─── DATASET CONTENT ───

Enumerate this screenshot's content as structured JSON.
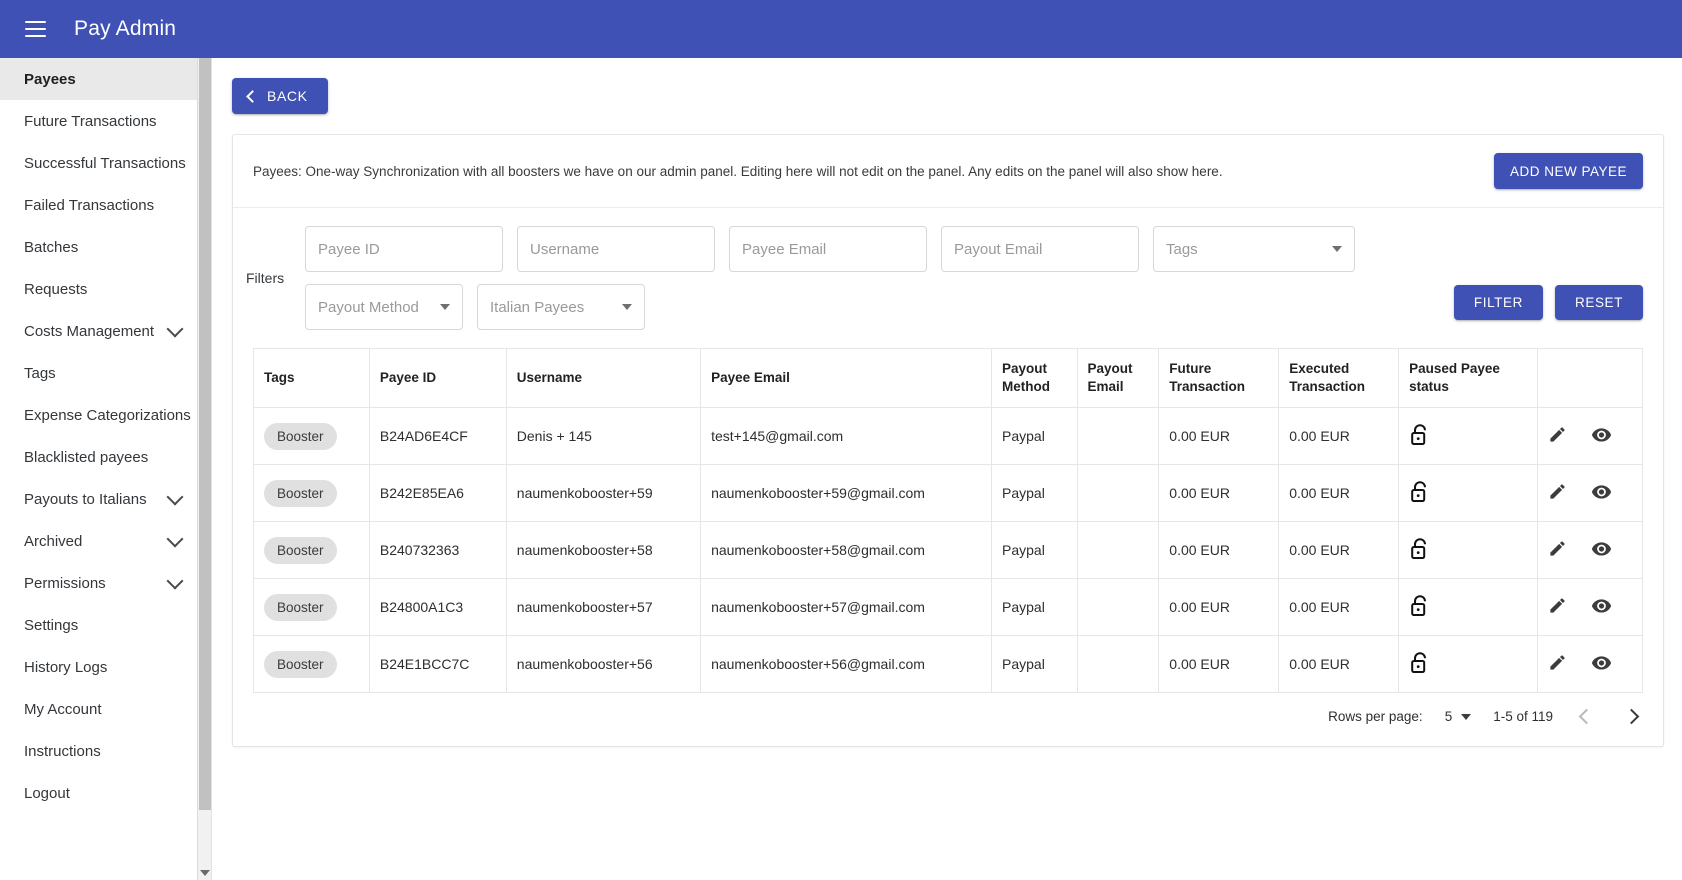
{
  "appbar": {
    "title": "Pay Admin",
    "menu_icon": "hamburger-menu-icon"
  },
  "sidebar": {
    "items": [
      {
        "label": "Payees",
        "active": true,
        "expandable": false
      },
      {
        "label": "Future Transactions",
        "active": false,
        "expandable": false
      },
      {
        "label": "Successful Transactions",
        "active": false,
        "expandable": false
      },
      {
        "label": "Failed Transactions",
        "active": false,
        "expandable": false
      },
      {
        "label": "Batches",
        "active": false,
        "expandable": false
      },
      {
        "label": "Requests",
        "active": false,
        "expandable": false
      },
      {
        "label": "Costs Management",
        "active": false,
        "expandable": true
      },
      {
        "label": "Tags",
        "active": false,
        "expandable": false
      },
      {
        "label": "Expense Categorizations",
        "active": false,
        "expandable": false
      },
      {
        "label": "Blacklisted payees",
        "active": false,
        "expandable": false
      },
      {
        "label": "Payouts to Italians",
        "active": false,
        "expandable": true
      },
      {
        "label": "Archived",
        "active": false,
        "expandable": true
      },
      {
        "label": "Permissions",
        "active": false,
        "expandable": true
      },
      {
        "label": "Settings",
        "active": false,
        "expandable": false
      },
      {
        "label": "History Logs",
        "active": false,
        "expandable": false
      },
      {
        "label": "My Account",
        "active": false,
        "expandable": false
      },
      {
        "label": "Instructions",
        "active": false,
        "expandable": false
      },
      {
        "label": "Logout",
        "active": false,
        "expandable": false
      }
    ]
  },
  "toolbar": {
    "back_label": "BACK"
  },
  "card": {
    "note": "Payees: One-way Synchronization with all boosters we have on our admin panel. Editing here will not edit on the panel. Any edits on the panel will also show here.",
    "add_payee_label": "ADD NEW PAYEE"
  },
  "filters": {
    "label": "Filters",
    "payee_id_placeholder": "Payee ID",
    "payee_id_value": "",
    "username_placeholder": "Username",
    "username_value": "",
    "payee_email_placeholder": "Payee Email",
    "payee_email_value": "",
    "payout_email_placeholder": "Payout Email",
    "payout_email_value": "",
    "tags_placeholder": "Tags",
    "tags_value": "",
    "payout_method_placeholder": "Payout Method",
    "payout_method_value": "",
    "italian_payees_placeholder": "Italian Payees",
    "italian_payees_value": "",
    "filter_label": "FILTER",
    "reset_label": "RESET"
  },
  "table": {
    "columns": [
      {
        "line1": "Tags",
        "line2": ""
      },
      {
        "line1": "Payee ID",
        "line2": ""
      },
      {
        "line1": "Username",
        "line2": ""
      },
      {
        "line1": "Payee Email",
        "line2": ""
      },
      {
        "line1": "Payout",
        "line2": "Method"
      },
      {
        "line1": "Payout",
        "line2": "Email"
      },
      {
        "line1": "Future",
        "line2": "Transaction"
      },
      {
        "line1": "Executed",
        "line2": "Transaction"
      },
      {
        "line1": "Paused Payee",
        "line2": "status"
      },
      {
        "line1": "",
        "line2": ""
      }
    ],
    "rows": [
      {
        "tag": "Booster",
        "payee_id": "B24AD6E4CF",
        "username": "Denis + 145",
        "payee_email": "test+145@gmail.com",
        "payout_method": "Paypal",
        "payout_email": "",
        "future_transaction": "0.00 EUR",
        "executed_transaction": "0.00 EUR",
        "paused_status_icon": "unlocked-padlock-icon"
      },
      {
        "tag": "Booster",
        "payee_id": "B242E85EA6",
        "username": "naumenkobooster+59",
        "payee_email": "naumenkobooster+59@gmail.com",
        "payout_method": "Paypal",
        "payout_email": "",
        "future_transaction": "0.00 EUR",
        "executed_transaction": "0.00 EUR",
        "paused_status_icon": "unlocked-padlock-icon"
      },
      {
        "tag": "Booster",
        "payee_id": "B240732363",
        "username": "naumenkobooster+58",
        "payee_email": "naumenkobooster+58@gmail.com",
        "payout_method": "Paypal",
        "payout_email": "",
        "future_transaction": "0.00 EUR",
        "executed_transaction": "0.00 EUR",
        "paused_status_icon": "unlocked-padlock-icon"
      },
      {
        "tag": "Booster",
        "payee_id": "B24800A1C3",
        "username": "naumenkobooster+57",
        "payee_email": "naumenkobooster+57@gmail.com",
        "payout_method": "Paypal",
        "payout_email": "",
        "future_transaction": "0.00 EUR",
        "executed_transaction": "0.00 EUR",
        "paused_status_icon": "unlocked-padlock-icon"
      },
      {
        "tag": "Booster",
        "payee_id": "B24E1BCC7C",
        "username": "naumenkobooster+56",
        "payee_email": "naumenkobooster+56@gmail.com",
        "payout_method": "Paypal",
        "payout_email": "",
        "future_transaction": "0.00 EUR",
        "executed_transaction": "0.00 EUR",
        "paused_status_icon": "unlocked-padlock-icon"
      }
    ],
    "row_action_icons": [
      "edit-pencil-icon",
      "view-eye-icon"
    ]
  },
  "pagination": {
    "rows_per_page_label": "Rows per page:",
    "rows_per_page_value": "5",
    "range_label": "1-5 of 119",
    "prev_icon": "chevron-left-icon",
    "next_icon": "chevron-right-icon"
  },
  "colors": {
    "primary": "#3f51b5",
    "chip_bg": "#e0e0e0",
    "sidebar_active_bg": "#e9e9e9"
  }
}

───
─── DATASET CONTENT ───

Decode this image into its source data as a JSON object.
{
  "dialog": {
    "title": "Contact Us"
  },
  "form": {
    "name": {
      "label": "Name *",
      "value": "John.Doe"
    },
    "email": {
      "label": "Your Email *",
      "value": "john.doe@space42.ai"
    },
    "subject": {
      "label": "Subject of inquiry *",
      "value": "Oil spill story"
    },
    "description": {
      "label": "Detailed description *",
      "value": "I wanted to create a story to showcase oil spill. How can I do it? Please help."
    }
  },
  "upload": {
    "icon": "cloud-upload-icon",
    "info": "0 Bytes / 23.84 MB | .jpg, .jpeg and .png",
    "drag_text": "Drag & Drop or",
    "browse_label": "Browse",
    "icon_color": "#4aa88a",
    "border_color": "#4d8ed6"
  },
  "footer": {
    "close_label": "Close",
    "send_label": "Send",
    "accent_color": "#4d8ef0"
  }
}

───
─── DATASET CONTENT ───

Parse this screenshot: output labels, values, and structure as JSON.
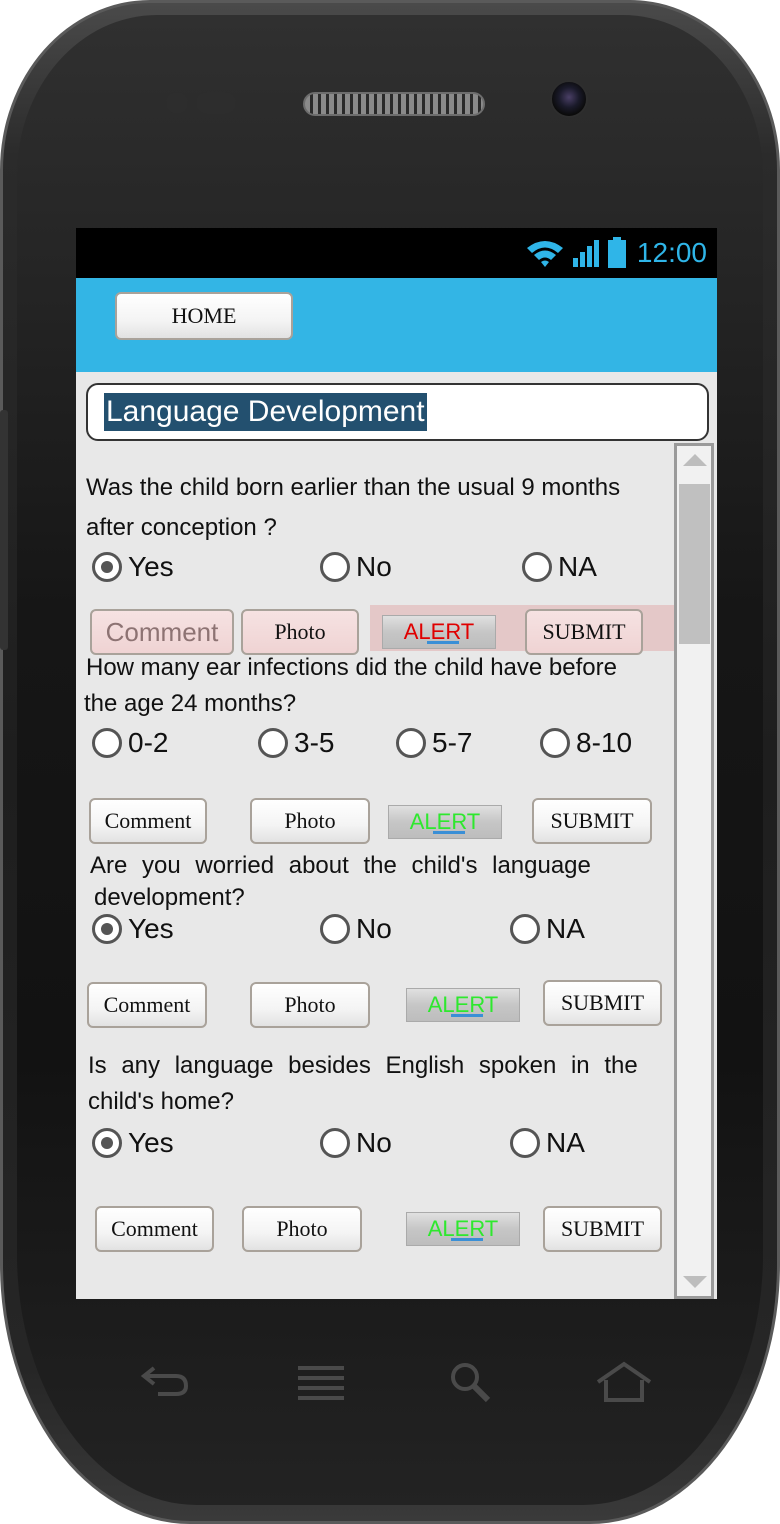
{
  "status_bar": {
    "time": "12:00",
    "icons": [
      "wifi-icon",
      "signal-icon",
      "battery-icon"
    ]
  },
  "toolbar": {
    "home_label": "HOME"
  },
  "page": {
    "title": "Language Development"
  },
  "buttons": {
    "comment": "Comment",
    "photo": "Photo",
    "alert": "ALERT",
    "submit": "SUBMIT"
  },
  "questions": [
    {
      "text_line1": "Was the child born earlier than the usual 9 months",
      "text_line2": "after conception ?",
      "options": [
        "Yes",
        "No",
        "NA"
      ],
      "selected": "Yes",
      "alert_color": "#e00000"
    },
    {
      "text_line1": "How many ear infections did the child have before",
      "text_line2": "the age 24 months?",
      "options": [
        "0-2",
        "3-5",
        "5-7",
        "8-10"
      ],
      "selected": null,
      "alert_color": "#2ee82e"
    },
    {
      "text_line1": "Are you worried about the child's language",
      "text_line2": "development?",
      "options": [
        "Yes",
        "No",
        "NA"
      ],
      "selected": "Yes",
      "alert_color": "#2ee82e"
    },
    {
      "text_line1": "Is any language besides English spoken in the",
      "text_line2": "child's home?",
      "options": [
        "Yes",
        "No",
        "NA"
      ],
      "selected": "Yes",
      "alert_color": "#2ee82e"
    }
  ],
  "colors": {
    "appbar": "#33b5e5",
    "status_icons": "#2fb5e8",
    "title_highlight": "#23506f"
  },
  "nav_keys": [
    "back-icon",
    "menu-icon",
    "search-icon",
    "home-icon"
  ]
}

───

_THE EXERCISE_
Return only the number of lines in the data above that include the word "spill".

_WRITTEN SOLUTION_
2